- STATED EXERCISE -
Where a line below holds the string "Internet", copy that line.

☆ ☆ ☆ ☆

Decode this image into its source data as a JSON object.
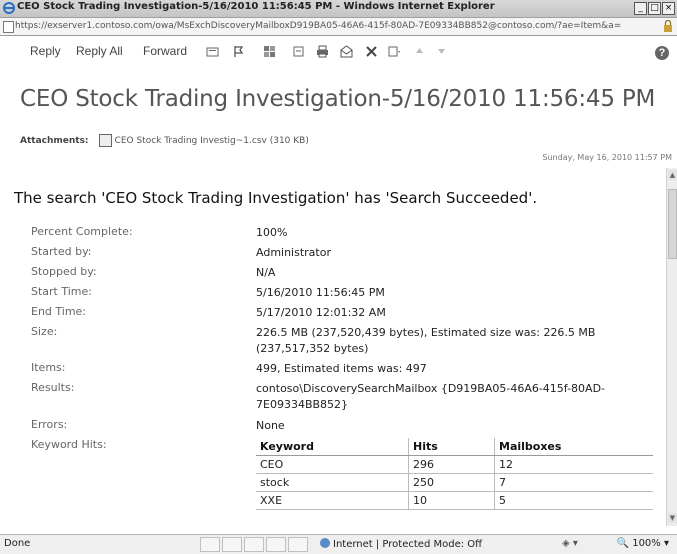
{
  "window": {
    "title": "CEO Stock Trading Investigation-5/16/2010 11:56:45 PM - Windows Internet Explorer",
    "minimize": "_",
    "maximize": "□",
    "close": "×"
  },
  "address": {
    "prefix": "https://exserver1.",
    "domain": "contoso.com",
    "rest": "/owa/?ae=Item&a=Open&t=IPM.Note&id=RgAAAAAP8bKl%2bGmsfa1eD7b5w7bkBwCPXHQKrU0%2fQ5T4D0MzJKLIAAAAXIaRAAB4%2fmH0ZQrmRJLv1A0QAAAA"
  },
  "address_display": "https://exserver1.contoso.com/owa/MsExchDiscoveryMailboxD919BA05-46A6-415f-80AD-7E09334BB852@contoso.com/?ae=Item&a=",
  "toolbar": {
    "reply": "Reply",
    "reply_all": "Reply All",
    "forward": "Forward",
    "help": "?"
  },
  "message": {
    "subject": "CEO Stock Trading Investigation-5/16/2010 11:56:45 PM",
    "attachments_label": "Attachments:",
    "attachment_name": "CEO Stock Trading Investig~1.csv (310 KB)",
    "sent": "Sunday, May 16, 2010 11:57 PM",
    "heading": "The search 'CEO Stock Trading Investigation' has 'Search Succeeded'."
  },
  "details": [
    {
      "key": "Percent Complete:",
      "value": "100%"
    },
    {
      "key": "Started by:",
      "value": "Administrator"
    },
    {
      "key": "Stopped by:",
      "value": "N/A"
    },
    {
      "key": "Start Time:",
      "value": "5/16/2010 11:56:45 PM"
    },
    {
      "key": "End Time:",
      "value": "5/17/2010 12:01:32 AM"
    },
    {
      "key": "Size:",
      "value": "226.5 MB (237,520,439 bytes), Estimated size was: 226.5 MB (237,517,352 bytes)"
    },
    {
      "key": "Items:",
      "value": "499, Estimated items was: 497"
    },
    {
      "key": "Results:",
      "value": "contoso\\DiscoverySearchMailbox {D919BA05-46A6-415f-80AD-7E09334BB852}"
    },
    {
      "key": "Errors:",
      "value": "None"
    },
    {
      "key": "Keyword Hits:",
      "value": ""
    }
  ],
  "keyword_table": {
    "headers": [
      "Keyword",
      "Hits",
      "Mailboxes"
    ],
    "rows": [
      [
        "CEO",
        "296",
        "12"
      ],
      [
        "stock",
        "250",
        "7"
      ],
      [
        "XXE",
        "10",
        "5"
      ]
    ]
  },
  "status": {
    "done": "Done",
    "zone": "Internet | Protected Mode: Off",
    "zoom": "100%"
  }
}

☆ ☆ ☆ ☆

- ANSWER BELOW -
    "title": "CEO Stock Trading Investigation-5/16/2010 11:56:45 PM - Windows Internet Explorer",
    "zone": "Internet | Protected Mode: Off",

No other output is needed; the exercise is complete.